Look through the entries and report how many lines include the word "Premium". Give the number alone.

## start Records supplied

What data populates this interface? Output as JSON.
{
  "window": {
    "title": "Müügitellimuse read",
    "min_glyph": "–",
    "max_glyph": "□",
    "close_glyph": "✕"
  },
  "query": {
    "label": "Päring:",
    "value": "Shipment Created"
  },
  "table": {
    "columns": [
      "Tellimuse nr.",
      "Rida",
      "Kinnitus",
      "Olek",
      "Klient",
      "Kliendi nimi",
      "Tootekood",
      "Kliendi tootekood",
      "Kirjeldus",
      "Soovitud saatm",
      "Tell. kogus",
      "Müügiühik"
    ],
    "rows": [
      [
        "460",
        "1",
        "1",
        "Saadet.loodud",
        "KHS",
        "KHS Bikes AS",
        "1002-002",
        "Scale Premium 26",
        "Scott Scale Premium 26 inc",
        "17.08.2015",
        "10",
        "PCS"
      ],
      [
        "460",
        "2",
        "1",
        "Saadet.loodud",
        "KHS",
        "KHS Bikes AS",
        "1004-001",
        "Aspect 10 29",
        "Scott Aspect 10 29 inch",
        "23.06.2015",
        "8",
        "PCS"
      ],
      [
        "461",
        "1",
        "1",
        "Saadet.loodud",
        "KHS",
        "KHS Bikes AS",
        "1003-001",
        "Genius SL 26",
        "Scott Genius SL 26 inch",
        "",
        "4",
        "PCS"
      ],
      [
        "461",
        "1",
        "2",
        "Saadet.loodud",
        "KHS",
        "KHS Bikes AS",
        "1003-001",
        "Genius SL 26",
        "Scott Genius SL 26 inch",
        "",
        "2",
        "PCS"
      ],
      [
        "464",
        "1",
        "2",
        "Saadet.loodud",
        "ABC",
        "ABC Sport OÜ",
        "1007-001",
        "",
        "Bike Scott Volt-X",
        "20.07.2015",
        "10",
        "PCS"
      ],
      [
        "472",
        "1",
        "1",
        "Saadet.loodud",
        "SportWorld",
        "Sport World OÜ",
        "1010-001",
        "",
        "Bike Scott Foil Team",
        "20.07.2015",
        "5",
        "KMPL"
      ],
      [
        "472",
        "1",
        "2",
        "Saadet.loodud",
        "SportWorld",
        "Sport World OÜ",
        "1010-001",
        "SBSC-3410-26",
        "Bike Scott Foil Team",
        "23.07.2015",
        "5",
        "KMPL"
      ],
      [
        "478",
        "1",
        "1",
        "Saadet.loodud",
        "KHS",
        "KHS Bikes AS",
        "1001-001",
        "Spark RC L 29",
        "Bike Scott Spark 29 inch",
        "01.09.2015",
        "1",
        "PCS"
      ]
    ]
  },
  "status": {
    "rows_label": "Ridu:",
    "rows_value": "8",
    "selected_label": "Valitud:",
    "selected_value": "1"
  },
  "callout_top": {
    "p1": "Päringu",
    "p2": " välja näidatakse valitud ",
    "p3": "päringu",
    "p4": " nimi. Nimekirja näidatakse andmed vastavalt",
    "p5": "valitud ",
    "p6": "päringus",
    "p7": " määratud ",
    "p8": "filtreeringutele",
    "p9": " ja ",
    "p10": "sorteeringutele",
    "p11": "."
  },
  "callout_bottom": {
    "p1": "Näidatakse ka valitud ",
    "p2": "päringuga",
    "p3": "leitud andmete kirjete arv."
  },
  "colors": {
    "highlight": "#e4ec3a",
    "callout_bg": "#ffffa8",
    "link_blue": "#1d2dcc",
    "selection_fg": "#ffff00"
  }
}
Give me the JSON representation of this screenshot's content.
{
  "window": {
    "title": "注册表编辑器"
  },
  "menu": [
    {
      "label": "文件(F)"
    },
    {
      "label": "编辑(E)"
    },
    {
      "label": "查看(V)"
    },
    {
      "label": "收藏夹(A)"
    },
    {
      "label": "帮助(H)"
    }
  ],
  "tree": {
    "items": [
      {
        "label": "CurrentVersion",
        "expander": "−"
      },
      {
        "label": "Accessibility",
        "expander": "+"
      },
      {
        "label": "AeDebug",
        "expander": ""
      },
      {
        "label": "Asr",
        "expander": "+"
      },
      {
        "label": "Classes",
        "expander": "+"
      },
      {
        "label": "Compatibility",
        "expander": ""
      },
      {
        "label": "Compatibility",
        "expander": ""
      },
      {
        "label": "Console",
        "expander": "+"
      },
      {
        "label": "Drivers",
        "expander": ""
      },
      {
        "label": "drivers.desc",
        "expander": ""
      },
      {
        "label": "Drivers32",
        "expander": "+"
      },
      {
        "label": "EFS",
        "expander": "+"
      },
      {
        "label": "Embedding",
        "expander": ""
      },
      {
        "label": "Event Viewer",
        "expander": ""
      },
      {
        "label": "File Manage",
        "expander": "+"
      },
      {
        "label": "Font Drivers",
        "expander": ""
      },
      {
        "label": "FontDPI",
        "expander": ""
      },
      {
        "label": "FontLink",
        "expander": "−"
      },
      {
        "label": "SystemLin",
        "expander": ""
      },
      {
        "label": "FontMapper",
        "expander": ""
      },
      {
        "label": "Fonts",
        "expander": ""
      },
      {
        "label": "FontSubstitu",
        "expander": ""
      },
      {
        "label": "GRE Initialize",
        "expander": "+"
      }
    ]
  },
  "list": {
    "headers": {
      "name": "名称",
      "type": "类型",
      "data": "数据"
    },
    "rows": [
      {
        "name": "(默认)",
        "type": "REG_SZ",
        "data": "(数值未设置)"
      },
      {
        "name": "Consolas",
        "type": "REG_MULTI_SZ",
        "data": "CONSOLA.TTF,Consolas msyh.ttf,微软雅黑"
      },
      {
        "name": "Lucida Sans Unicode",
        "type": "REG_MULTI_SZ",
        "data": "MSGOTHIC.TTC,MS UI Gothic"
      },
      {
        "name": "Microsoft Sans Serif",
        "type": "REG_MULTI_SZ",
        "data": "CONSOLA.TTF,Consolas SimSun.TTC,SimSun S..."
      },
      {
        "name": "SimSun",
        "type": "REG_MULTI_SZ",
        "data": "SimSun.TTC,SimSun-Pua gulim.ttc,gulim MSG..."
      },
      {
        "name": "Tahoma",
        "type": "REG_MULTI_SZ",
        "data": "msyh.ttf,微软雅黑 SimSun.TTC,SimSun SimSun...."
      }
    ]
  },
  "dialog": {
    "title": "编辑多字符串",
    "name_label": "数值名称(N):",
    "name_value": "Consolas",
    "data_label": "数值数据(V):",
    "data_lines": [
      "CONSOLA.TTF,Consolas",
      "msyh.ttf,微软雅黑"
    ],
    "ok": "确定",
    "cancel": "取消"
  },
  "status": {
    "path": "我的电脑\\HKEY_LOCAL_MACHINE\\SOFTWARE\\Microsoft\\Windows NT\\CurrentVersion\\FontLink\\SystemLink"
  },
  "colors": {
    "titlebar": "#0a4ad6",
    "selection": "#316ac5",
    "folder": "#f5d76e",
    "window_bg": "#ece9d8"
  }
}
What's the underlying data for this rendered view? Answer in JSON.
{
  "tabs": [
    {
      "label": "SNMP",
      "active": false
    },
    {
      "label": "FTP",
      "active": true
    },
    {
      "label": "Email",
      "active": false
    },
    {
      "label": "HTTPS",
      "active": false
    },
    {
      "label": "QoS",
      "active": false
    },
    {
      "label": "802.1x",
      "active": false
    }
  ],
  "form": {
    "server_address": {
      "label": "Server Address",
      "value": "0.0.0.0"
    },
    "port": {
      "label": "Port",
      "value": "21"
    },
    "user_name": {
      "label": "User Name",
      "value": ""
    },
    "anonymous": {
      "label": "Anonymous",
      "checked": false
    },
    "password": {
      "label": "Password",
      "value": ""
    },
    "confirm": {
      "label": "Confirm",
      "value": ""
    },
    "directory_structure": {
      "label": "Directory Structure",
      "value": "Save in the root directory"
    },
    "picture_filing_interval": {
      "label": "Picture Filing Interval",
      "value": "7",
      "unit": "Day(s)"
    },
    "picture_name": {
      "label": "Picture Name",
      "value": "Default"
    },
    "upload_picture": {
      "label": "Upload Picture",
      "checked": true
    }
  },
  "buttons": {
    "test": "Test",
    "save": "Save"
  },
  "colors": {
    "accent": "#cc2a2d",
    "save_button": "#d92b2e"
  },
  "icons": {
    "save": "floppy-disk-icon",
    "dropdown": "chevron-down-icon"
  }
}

## end Records supplied

→ **Task solution**: 2